(Data items)
==*==
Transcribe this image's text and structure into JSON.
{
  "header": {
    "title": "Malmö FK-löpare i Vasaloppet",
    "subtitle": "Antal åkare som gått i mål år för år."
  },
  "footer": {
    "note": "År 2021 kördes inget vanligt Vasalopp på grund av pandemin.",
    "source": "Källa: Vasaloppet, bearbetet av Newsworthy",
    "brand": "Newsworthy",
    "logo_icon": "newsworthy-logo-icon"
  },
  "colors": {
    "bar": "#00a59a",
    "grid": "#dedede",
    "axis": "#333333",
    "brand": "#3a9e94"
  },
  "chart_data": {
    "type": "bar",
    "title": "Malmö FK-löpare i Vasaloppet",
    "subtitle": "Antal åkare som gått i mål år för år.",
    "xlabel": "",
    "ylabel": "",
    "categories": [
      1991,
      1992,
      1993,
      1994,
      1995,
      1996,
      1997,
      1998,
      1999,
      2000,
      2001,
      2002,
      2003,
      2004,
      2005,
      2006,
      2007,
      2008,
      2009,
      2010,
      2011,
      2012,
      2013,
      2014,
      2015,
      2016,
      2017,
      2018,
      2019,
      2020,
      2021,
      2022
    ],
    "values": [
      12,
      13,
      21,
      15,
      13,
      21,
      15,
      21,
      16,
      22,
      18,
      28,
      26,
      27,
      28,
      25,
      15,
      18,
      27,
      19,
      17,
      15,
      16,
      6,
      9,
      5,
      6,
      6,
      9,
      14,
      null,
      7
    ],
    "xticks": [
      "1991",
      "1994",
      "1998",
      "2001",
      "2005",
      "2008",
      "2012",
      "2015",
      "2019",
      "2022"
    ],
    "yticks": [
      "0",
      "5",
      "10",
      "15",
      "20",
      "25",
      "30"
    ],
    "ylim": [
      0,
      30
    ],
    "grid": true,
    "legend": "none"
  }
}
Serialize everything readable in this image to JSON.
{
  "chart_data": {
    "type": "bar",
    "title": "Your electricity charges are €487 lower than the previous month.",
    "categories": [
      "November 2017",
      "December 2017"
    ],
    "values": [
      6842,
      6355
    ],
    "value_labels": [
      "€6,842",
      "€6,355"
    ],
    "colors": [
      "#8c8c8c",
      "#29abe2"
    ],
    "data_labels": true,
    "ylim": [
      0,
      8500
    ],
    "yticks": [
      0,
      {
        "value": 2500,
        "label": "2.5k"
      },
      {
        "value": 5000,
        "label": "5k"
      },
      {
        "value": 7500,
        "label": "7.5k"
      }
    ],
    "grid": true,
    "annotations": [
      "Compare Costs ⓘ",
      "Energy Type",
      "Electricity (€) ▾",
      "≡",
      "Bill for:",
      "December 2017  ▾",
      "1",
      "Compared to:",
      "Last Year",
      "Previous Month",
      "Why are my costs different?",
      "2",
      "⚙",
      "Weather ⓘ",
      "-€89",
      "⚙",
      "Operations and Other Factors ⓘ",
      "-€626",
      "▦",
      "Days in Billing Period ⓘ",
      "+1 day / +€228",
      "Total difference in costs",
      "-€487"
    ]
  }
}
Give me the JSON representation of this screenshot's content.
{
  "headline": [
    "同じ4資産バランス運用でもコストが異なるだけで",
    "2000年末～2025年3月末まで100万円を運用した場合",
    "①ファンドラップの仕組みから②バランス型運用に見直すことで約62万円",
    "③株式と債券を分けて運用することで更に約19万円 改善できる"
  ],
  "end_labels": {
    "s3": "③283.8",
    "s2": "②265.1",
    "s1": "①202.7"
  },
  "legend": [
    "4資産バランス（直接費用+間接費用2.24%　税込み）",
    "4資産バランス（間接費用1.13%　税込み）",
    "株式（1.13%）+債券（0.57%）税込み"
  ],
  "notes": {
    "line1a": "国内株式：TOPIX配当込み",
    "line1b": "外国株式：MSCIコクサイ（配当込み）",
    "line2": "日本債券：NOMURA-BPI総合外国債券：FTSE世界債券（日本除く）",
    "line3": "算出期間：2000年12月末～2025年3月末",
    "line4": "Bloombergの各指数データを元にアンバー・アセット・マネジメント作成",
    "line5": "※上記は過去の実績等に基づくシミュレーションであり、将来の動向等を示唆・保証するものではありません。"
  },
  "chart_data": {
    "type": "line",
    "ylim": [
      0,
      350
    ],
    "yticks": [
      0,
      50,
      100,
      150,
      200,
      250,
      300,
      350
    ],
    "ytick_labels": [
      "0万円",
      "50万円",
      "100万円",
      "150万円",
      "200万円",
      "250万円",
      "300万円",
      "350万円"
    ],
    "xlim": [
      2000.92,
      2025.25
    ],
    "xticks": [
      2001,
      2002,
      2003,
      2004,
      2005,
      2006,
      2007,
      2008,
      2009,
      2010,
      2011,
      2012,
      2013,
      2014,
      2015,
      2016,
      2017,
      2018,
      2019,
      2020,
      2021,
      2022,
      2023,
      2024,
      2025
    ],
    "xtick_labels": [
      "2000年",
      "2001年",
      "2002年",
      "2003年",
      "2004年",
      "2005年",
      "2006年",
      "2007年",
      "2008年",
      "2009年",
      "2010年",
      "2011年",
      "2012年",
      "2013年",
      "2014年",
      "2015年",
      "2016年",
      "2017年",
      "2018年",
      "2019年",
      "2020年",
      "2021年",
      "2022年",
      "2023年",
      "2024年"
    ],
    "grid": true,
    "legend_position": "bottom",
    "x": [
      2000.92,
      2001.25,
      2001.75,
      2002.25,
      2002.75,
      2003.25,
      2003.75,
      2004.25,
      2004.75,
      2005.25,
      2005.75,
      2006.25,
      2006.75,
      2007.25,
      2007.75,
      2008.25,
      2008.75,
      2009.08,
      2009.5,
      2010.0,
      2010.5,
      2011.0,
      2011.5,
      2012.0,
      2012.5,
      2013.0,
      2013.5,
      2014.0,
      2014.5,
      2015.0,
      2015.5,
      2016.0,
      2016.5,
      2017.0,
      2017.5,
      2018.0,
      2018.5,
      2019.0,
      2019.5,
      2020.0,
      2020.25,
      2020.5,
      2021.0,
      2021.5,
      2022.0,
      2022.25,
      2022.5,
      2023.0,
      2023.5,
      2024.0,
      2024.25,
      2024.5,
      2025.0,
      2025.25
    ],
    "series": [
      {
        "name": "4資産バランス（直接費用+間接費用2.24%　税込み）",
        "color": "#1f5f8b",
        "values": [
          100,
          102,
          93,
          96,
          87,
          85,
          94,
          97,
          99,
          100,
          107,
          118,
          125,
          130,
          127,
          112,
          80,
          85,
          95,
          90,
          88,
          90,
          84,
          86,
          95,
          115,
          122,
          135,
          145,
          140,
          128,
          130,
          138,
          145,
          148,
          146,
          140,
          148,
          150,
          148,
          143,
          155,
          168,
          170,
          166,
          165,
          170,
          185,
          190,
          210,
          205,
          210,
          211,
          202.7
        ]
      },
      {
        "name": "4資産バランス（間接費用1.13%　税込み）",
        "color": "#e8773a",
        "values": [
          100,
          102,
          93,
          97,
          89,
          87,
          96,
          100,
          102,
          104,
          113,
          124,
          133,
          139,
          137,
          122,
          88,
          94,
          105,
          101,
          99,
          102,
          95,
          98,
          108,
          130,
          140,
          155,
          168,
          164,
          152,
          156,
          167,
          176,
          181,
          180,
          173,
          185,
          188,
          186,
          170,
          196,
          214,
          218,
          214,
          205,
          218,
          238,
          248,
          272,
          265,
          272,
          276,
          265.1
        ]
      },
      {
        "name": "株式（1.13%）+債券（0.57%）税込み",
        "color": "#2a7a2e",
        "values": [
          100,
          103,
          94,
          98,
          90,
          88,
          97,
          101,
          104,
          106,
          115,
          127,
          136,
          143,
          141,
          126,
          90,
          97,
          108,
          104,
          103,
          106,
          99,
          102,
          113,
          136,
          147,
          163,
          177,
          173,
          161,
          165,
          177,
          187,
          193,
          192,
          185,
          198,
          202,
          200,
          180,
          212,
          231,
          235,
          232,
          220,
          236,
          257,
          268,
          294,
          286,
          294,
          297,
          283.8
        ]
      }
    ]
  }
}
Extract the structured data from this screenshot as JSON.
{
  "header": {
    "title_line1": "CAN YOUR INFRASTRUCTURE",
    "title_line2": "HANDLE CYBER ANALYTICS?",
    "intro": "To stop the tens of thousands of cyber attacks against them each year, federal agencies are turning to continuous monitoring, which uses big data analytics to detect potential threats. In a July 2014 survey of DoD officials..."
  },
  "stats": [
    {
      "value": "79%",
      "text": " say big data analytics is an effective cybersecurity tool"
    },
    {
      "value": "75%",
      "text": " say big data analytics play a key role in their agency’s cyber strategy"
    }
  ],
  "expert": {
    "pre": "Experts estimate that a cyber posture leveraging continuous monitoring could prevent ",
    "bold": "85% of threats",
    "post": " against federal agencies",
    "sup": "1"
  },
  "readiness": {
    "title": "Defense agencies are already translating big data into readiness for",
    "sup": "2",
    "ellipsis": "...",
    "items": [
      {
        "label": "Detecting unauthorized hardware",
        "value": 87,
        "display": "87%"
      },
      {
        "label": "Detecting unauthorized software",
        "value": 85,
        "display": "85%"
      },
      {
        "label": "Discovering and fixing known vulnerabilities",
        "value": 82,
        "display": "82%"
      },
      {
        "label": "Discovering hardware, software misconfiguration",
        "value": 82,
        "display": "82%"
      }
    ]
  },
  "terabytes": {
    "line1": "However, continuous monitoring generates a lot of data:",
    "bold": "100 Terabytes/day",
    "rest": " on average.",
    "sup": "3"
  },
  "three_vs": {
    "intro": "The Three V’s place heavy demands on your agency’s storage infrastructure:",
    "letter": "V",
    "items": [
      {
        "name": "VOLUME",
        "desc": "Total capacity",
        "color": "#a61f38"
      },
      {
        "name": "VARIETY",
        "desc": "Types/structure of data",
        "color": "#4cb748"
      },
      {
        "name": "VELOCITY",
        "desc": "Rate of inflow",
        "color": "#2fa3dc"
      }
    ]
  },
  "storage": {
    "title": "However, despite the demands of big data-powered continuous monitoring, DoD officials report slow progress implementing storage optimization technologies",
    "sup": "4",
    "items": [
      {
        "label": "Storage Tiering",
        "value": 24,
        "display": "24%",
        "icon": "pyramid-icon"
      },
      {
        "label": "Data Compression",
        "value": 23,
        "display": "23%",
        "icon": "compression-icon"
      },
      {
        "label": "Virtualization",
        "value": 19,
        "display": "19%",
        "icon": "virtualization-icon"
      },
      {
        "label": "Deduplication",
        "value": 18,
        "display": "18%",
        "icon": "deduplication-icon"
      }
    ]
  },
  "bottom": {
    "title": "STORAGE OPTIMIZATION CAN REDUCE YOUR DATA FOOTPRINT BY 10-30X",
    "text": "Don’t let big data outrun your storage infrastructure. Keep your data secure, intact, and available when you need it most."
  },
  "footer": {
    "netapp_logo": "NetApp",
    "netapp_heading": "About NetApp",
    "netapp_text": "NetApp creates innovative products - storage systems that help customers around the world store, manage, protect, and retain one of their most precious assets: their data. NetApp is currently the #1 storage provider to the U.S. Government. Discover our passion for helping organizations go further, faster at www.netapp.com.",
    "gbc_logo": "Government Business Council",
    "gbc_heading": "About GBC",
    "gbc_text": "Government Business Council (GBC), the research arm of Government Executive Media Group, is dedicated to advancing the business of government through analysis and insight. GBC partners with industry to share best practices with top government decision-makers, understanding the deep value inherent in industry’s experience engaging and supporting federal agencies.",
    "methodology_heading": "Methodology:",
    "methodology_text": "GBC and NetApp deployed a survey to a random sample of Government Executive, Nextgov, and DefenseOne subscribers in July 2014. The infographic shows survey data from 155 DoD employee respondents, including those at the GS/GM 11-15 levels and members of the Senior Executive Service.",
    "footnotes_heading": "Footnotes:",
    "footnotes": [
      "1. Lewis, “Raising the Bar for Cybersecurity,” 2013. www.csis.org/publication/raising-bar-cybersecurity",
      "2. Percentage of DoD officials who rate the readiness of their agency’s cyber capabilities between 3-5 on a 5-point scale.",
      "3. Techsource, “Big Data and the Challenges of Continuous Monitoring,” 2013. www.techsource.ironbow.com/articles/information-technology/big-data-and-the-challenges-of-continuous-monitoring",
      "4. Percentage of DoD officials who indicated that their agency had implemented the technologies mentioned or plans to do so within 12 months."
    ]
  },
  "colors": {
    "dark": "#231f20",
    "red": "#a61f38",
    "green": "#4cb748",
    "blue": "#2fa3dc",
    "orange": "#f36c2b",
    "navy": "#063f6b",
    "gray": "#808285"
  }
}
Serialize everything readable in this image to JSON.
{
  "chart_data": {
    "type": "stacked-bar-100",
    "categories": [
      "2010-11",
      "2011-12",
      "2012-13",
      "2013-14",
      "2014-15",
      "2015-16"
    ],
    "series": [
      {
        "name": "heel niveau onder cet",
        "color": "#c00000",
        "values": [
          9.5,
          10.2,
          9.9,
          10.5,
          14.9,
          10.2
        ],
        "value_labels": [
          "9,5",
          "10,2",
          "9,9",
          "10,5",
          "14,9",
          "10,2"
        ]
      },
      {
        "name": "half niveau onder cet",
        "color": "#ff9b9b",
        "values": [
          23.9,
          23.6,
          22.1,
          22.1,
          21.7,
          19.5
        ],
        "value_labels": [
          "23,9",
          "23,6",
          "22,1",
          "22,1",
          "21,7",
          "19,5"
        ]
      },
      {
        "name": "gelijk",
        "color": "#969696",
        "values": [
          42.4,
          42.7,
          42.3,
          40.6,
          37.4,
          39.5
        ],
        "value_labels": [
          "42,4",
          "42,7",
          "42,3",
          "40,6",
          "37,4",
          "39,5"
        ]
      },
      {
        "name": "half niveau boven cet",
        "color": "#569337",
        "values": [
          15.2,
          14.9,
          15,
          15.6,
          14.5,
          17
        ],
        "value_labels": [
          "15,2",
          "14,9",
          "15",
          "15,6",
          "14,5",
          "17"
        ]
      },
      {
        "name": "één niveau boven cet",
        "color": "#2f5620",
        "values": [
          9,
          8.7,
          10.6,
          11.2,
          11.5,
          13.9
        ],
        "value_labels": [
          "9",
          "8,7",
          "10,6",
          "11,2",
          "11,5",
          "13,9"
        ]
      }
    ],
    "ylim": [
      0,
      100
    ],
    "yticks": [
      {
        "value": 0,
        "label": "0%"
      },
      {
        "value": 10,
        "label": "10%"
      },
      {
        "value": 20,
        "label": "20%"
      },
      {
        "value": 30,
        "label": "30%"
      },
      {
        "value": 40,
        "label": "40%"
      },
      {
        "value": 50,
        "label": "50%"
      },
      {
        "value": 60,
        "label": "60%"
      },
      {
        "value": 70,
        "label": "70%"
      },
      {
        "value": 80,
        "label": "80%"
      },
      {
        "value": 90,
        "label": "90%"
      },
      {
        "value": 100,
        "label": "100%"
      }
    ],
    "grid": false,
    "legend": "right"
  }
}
==*==
» **Exercise brief**
Copy out each line in the listing that has the word "However".

» **Reply**
    "line1": "However, continuous monitoring generates a lot of data:",
    "title": "However, despite the demands of big data-powered continuous monitoring, DoD officials report slow progress implementing storage optimization technologies",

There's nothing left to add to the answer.